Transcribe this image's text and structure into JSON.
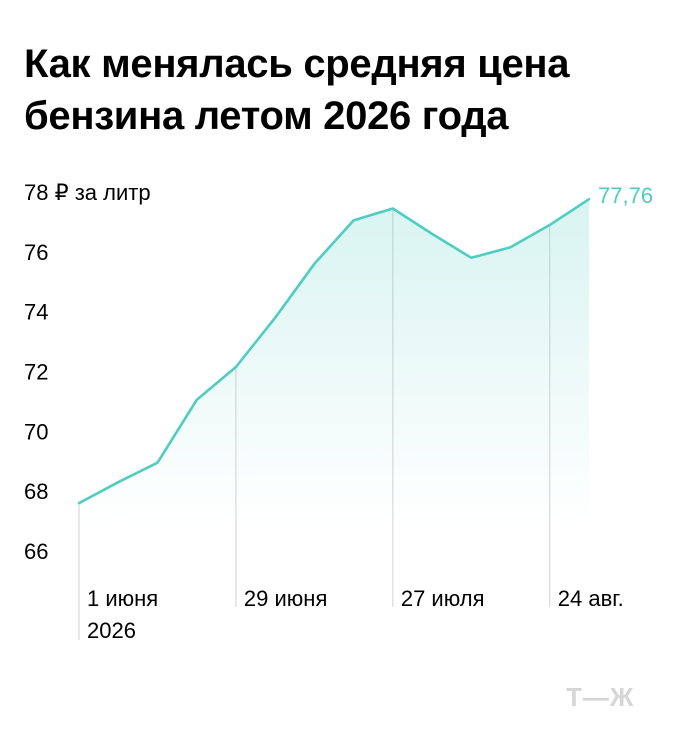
{
  "title": "Как менялась средняя цена бензина летом 2026 года",
  "chart_data": {
    "type": "area",
    "ylabel_unit": "₽ за литр",
    "y_ticks": [
      66,
      68,
      70,
      72,
      74,
      76,
      78
    ],
    "ylim": [
      65,
      79
    ],
    "x": [
      1,
      8,
      15,
      22,
      29,
      36,
      43,
      50,
      57,
      64,
      71,
      78,
      85,
      92
    ],
    "values": [
      67.6,
      68.3,
      68.95,
      71.05,
      72.15,
      73.8,
      75.6,
      77.05,
      77.45,
      76.6,
      75.8,
      76.15,
      76.9,
      77.76
    ],
    "x_ticks": [
      {
        "x": 1,
        "label": "1 июня",
        "label2": "2026"
      },
      {
        "x": 29,
        "label": "29 июня"
      },
      {
        "x": 57,
        "label": "27 июля"
      },
      {
        "x": 85,
        "label": "24 авг."
      }
    ],
    "last_value_label": "77,76",
    "line_color": "#4ecdc0",
    "grid": false
  },
  "logo": "Т—Ж"
}
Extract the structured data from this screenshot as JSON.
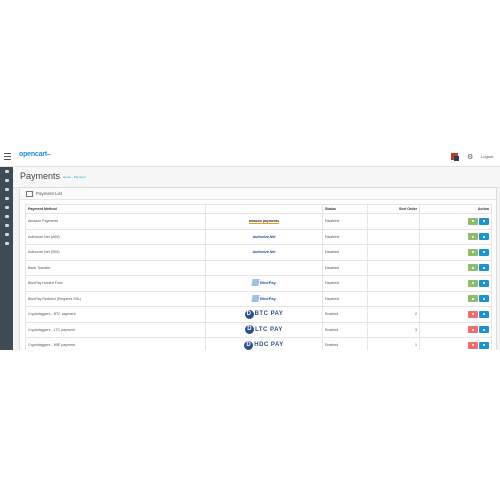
{
  "topbar": {
    "logo_text": "opencart",
    "logout_label": "Logout"
  },
  "sidebar": {
    "items": [
      "dashboard-icon",
      "catalog-icon",
      "extensions-icon",
      "design-icon",
      "sales-icon",
      "customers-icon",
      "marketing-icon",
      "system-icon",
      "reports-icon"
    ]
  },
  "page": {
    "title": "Payments",
    "breadcrumb": [
      "Home",
      "Payment"
    ]
  },
  "panel": {
    "heading": "Payment List",
    "columns": [
      "Payment Method",
      "",
      "Status",
      "Sort Order",
      "Action"
    ],
    "rows": [
      {
        "name": "Amazon Payments",
        "logo": "amazon payments",
        "status": "Disabled",
        "sort": "",
        "installed": false
      },
      {
        "name": "Authorize.Net (AIM)",
        "logo": "Authorize.Net",
        "status": "Disabled",
        "sort": "",
        "installed": false
      },
      {
        "name": "Authorize.Net (SIM)",
        "logo": "Authorize.Net",
        "status": "Disabled",
        "sort": "",
        "installed": false
      },
      {
        "name": "Bank Transfer",
        "logo": "",
        "status": "Disabled",
        "sort": "",
        "installed": false
      },
      {
        "name": "BluePay Hosted Form",
        "logo": "BluePay",
        "status": "Disabled",
        "sort": "",
        "installed": false
      },
      {
        "name": "BluePay Redirect (Requires SSL)",
        "logo": "BluePay",
        "status": "Disabled",
        "sort": "",
        "installed": false
      },
      {
        "name": "Cryptobiggers - BTC payment",
        "logo": "BTC PAY",
        "status": "Enabled",
        "sort": "2",
        "installed": true
      },
      {
        "name": "Cryptobiggers - LTC payment",
        "logo": "LTC PAY",
        "status": "Enabled",
        "sort": "3",
        "installed": true
      },
      {
        "name": "Cryptobiggers - WIE payment",
        "logo": "HDC PAY",
        "status": "Enabled",
        "sort": "1",
        "installed": true
      }
    ]
  },
  "colors": {
    "install": "#8fbb6c",
    "uninstall": "#f56b6b",
    "edit": "#1e91cf",
    "sidebar": "#3e4a54"
  }
}
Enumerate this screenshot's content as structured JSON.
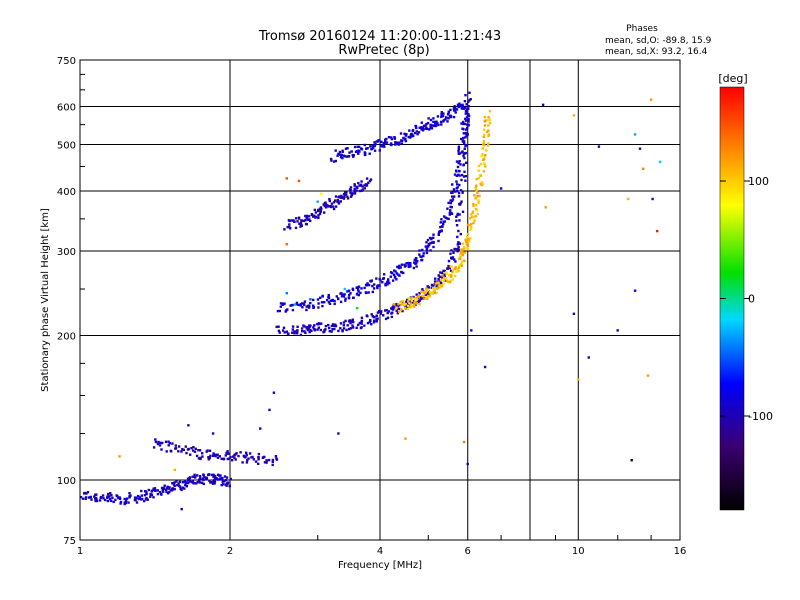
{
  "chart_data": {
    "type": "scatter",
    "title": "Tromsø 20160124 11:20:00-11:21:43",
    "subtitle": "RwPretec (8p)",
    "xlabel": "Frequency [MHz]",
    "ylabel": "Stationary phase Virtual Height [km]",
    "x_scale": "log",
    "y_scale": "log",
    "xlim": [
      1,
      16
    ],
    "ylim": [
      75,
      750
    ],
    "x_ticks": [
      "1",
      "2",
      "4",
      "6",
      "10",
      "16"
    ],
    "y_ticks": [
      "75",
      "100",
      "200",
      "300",
      "400",
      "500",
      "600",
      "750"
    ],
    "grid": true,
    "phase_stats": {
      "heading": "Phases",
      "line_o": "mean, sd,O: -89.8, 15.9",
      "line_x": "mean, sd,X:  93.2, 16.4"
    },
    "colorbar": {
      "label": "[deg]",
      "range": [
        -180,
        180
      ],
      "ticks": [
        "100",
        "0",
        "-100"
      ],
      "tick_values": [
        100,
        0,
        -100
      ]
    },
    "traces": [
      {
        "id": "E-layer",
        "phase": -95,
        "points": [
          [
            1.0,
            93
          ],
          [
            1.1,
            92
          ],
          [
            1.2,
            91
          ],
          [
            1.3,
            92
          ],
          [
            1.4,
            94
          ],
          [
            1.5,
            96
          ],
          [
            1.6,
            98
          ],
          [
            1.7,
            100
          ],
          [
            1.8,
            101
          ],
          [
            1.9,
            100
          ],
          [
            2.0,
            99
          ]
        ]
      },
      {
        "id": "Es",
        "phase": -100,
        "points": [
          [
            1.4,
            120
          ],
          [
            1.6,
            116
          ],
          [
            1.8,
            113
          ],
          [
            2.0,
            112
          ],
          [
            2.2,
            111
          ],
          [
            2.5,
            110
          ]
        ]
      },
      {
        "id": "F1-O",
        "phase": -95,
        "points": [
          [
            2.5,
            204
          ],
          [
            2.8,
            205
          ],
          [
            3.0,
            207
          ],
          [
            3.3,
            209
          ],
          [
            3.6,
            212
          ],
          [
            3.9,
            217
          ],
          [
            4.2,
            224
          ],
          [
            4.5,
            231
          ],
          [
            4.8,
            240
          ],
          [
            5.1,
            252
          ],
          [
            5.4,
            268
          ],
          [
            5.7,
            305
          ],
          [
            5.85,
            400
          ],
          [
            5.95,
            540
          ],
          [
            6.0,
            640
          ]
        ]
      },
      {
        "id": "F1-O-2",
        "phase": -90,
        "points": [
          [
            2.5,
            228
          ],
          [
            2.8,
            231
          ],
          [
            3.1,
            236
          ],
          [
            3.4,
            241
          ],
          [
            3.7,
            249
          ],
          [
            4.0,
            258
          ],
          [
            4.3,
            268
          ],
          [
            4.6,
            280
          ],
          [
            4.9,
            298
          ],
          [
            5.2,
            322
          ],
          [
            5.5,
            360
          ],
          [
            5.7,
            420
          ],
          [
            5.85,
            500
          ],
          [
            5.95,
            600
          ]
        ]
      },
      {
        "id": "F1-X",
        "phase": 105,
        "points": [
          [
            4.3,
            228
          ],
          [
            4.6,
            234
          ],
          [
            4.9,
            242
          ],
          [
            5.2,
            252
          ],
          [
            5.5,
            265
          ],
          [
            5.8,
            285
          ],
          [
            6.0,
            315
          ],
          [
            6.2,
            360
          ],
          [
            6.35,
            420
          ],
          [
            6.5,
            500
          ],
          [
            6.6,
            580
          ]
        ]
      },
      {
        "id": "F-upper",
        "phase": -90,
        "points": [
          [
            3.2,
            472
          ],
          [
            3.5,
            480
          ],
          [
            3.8,
            490
          ],
          [
            4.1,
            502
          ],
          [
            4.4,
            515
          ],
          [
            4.7,
            532
          ],
          [
            5.0,
            550
          ],
          [
            5.3,
            565
          ],
          [
            5.6,
            585
          ],
          [
            5.9,
            610
          ]
        ]
      },
      {
        "id": "F-upper-2",
        "phase": -100,
        "points": [
          [
            2.6,
            340
          ],
          [
            2.8,
            348
          ],
          [
            3.0,
            360
          ],
          [
            3.2,
            375
          ],
          [
            3.4,
            390
          ],
          [
            3.6,
            405
          ],
          [
            3.8,
            418
          ]
        ]
      }
    ],
    "scatter": [
      [
        2.6,
        245,
        -40
      ],
      [
        2.7,
        232,
        -30
      ],
      [
        2.9,
        238,
        -50
      ],
      [
        3.4,
        250,
        -20
      ],
      [
        3.6,
        228,
        10
      ],
      [
        3.3,
        125,
        -100
      ],
      [
        4.5,
        122,
        120
      ],
      [
        5.9,
        120,
        130
      ],
      [
        6.0,
        108,
        -90
      ],
      [
        6.1,
        205,
        -100
      ],
      [
        6.5,
        172,
        -100
      ],
      [
        7.0,
        405,
        -90
      ],
      [
        8.5,
        605,
        -100
      ],
      [
        8.6,
        370,
        120
      ],
      [
        9.8,
        575,
        110
      ],
      [
        9.8,
        222,
        -100
      ],
      [
        10.0,
        162,
        110
      ],
      [
        10.5,
        180,
        -100
      ],
      [
        11.0,
        495,
        -100
      ],
      [
        12.0,
        205,
        -100
      ],
      [
        12.6,
        385,
        110
      ],
      [
        13.0,
        248,
        -80
      ],
      [
        13.3,
        490,
        -100
      ],
      [
        13.5,
        445,
        130
      ],
      [
        13.8,
        165,
        120
      ],
      [
        14.0,
        620,
        120
      ],
      [
        14.1,
        385,
        -100
      ],
      [
        14.4,
        330,
        170
      ],
      [
        14.6,
        460,
        -20
      ],
      [
        13.0,
        525,
        -30
      ],
      [
        12.8,
        110,
        -170
      ],
      [
        2.3,
        128,
        -100
      ],
      [
        2.4,
        140,
        -100
      ],
      [
        2.45,
        152,
        -90
      ],
      [
        1.65,
        130,
        -100
      ],
      [
        1.85,
        125,
        -100
      ],
      [
        1.55,
        105,
        110
      ],
      [
        1.6,
        87,
        -100
      ],
      [
        1.35,
        93,
        -100
      ],
      [
        1.2,
        112,
        120
      ],
      [
        2.6,
        425,
        150
      ],
      [
        2.75,
        420,
        150
      ],
      [
        3.05,
        395,
        80
      ],
      [
        3.0,
        380,
        -30
      ],
      [
        2.6,
        310,
        140
      ],
      [
        3.9,
        505,
        -100
      ],
      [
        5.95,
        480,
        -90
      ]
    ]
  }
}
_ _ _ _
_Your task_.
Which lines of the material contain the string "this"? List each of them.

_Correct answer_.
Transcribe this image's text and structure into JSON.
Extract the structured data from this screenshot as JSON.
Enumerate this screenshot's content as structured JSON.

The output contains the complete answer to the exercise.